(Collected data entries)
------------------------------------------------------------

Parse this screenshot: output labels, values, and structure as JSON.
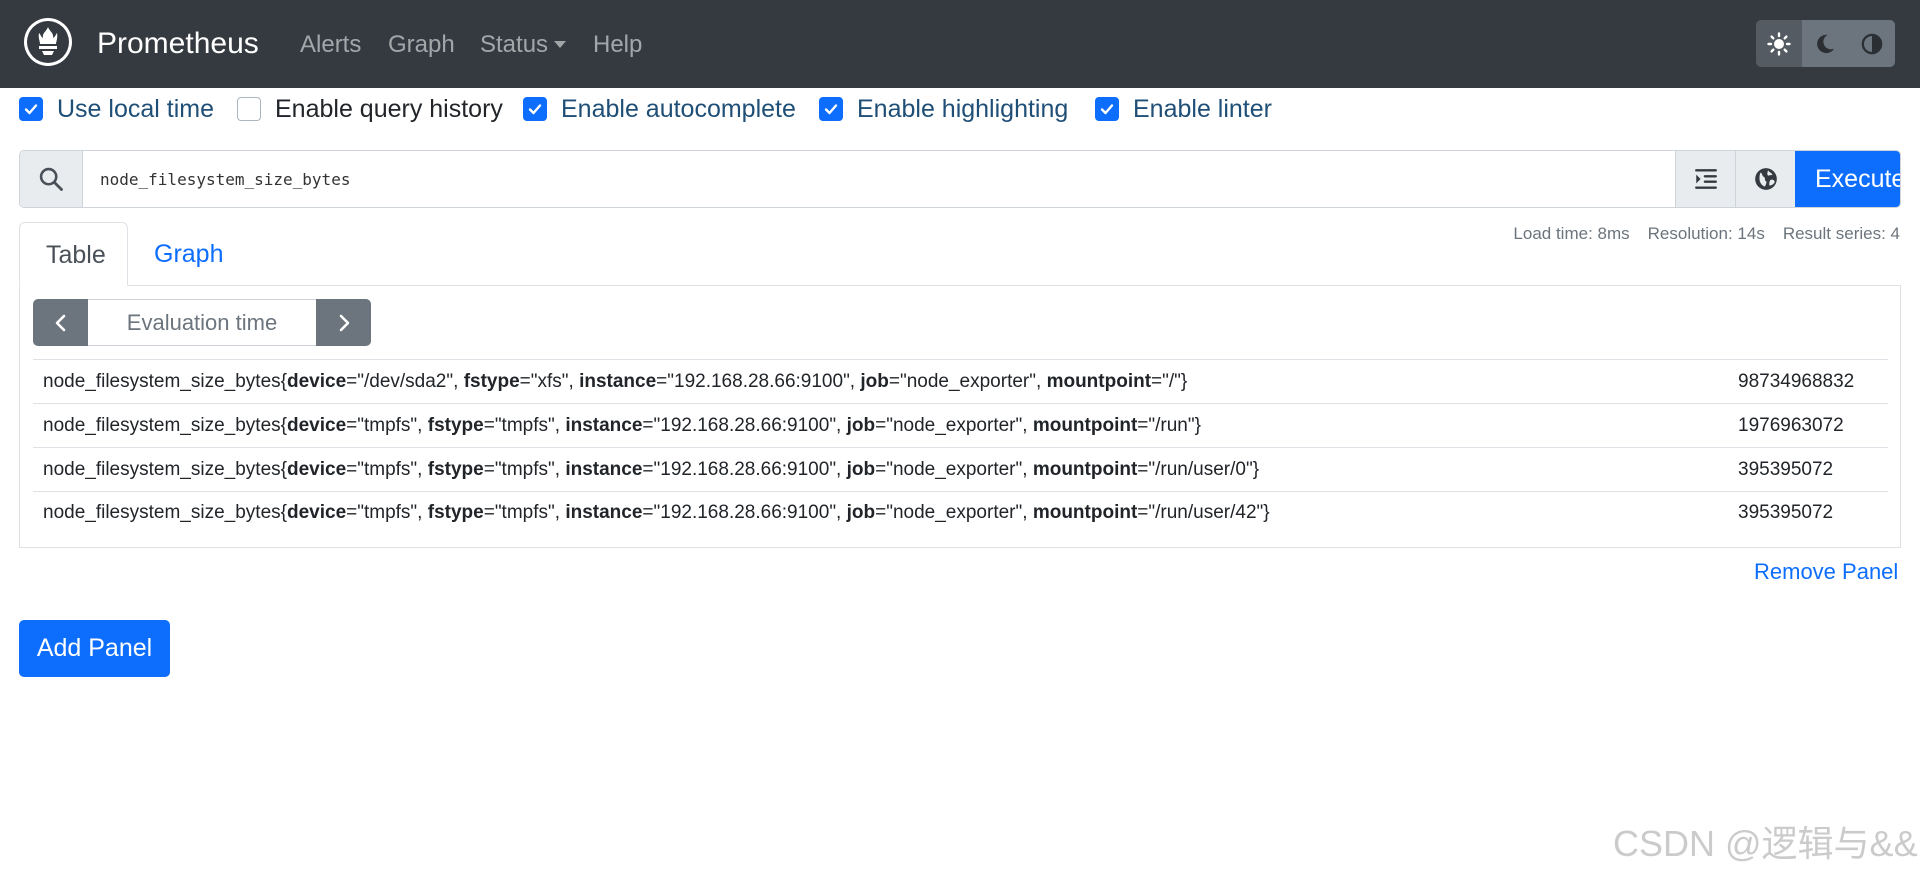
{
  "navbar": {
    "brand": "Prometheus",
    "links": [
      {
        "label": "Alerts"
      },
      {
        "label": "Graph"
      },
      {
        "label": "Status"
      },
      {
        "label": "Help"
      }
    ],
    "theme_buttons": [
      "sun-icon",
      "moon-icon",
      "contrast-icon"
    ]
  },
  "options": [
    {
      "label": "Use local time",
      "checked": true
    },
    {
      "label": "Enable query history",
      "checked": false
    },
    {
      "label": "Enable autocomplete",
      "checked": true
    },
    {
      "label": "Enable highlighting",
      "checked": true
    },
    {
      "label": "Enable linter",
      "checked": true
    }
  ],
  "query": {
    "value": "node_filesystem_size_bytes",
    "execute_label": "Execute"
  },
  "tabs": [
    {
      "label": "Table",
      "active": true
    },
    {
      "label": "Graph",
      "active": false
    }
  ],
  "stats": {
    "load_time": "Load time: 8ms",
    "resolution": "Resolution: 14s",
    "result_series": "Result series: 4"
  },
  "evaluation": {
    "placeholder": "Evaluation time"
  },
  "results": [
    {
      "metric": "node_filesystem_size_bytes",
      "labels": [
        {
          "key": "device",
          "value": "/dev/sda2"
        },
        {
          "key": "fstype",
          "value": "xfs"
        },
        {
          "key": "instance",
          "value": "192.168.28.66:9100"
        },
        {
          "key": "job",
          "value": "node_exporter"
        },
        {
          "key": "mountpoint",
          "value": "/"
        }
      ],
      "value": "98734968832"
    },
    {
      "metric": "node_filesystem_size_bytes",
      "labels": [
        {
          "key": "device",
          "value": "tmpfs"
        },
        {
          "key": "fstype",
          "value": "tmpfs"
        },
        {
          "key": "instance",
          "value": "192.168.28.66:9100"
        },
        {
          "key": "job",
          "value": "node_exporter"
        },
        {
          "key": "mountpoint",
          "value": "/run"
        }
      ],
      "value": "1976963072"
    },
    {
      "metric": "node_filesystem_size_bytes",
      "labels": [
        {
          "key": "device",
          "value": "tmpfs"
        },
        {
          "key": "fstype",
          "value": "tmpfs"
        },
        {
          "key": "instance",
          "value": "192.168.28.66:9100"
        },
        {
          "key": "job",
          "value": "node_exporter"
        },
        {
          "key": "mountpoint",
          "value": "/run/user/0"
        }
      ],
      "value": "395395072"
    },
    {
      "metric": "node_filesystem_size_bytes",
      "labels": [
        {
          "key": "device",
          "value": "tmpfs"
        },
        {
          "key": "fstype",
          "value": "tmpfs"
        },
        {
          "key": "instance",
          "value": "192.168.28.66:9100"
        },
        {
          "key": "job",
          "value": "node_exporter"
        },
        {
          "key": "mountpoint",
          "value": "/run/user/42"
        }
      ],
      "value": "395395072"
    }
  ],
  "remove_panel_label": "Remove Panel",
  "add_panel_label": "Add Panel",
  "watermark": "CSDN @逻辑与&&",
  "colors": {
    "navbar_bg": "#343a40",
    "primary": "#0d6efd",
    "secondary": "#6c757d"
  }
}
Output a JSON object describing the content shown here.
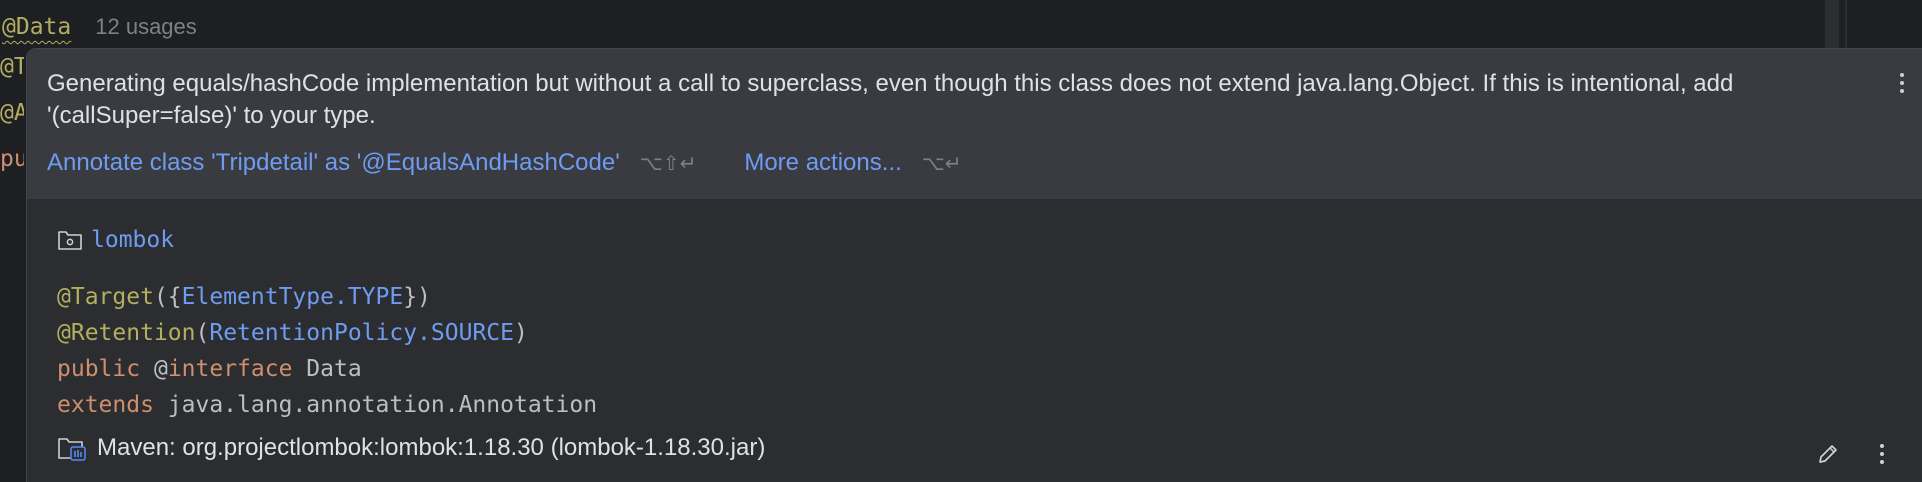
{
  "editor": {
    "annotation": "@Data",
    "usages": "12 usages",
    "fragments": [
      "@T",
      "@A",
      "pu"
    ]
  },
  "popup": {
    "message": "Generating equals/hashCode implementation but without a call to superclass, even though this class does not extend java.lang.Object. If this is intentional, add '(callSuper=false)' to your type.",
    "actions": [
      {
        "label": "Annotate class 'Tripdetail' as '@EqualsAndHashCode'",
        "shortcut": "⌥⇧↵"
      },
      {
        "label": "More actions...",
        "shortcut": "⌥↵"
      }
    ],
    "more_icon": "more-vertical-icon"
  },
  "doc": {
    "package": "lombok",
    "package_icon": "package-folder-icon",
    "code": {
      "line1": {
        "open": "({",
        "target_anno": "@Target",
        "element_type": "ElementType.TYPE",
        "close": "})"
      },
      "line2": {
        "retention_anno": "@Retention",
        "open": "(",
        "policy": "RetentionPolicy.SOURCE",
        "close": ")"
      },
      "line3": {
        "public_kw": "public",
        "at": "@",
        "interface_kw": "interface",
        "name": "Data"
      },
      "line4": {
        "extends_kw": "extends",
        "type": "java.lang.annotation.Annotation"
      }
    },
    "footer": {
      "library": "Maven: org.projectlombok:lombok:1.18.30 (lombok-1.18.30.jar)",
      "library_icon": "library-folder-icon",
      "edit_icon": "pencil-icon",
      "more_icon": "more-vertical-icon"
    }
  },
  "colors": {
    "editor_bg": "#1e1f22",
    "popup_bg": "#2b2d30",
    "popup_header_bg": "#393b40",
    "link": "#6e9cf1",
    "annotation": "#b3ae60",
    "keyword": "#cf8e6d",
    "text": "#dfe1e5",
    "muted": "#7e8085"
  }
}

------------------------------------------------------------

▸ WORK TO COMPLETE
Pull every line containing "lombok" out of the data above.

▸ CORRECT RESPONSE
    "package": "lombok",
      "library": "Maven: org.projectlombok:lombok:1.18.30 (lombok-1.18.30.jar)",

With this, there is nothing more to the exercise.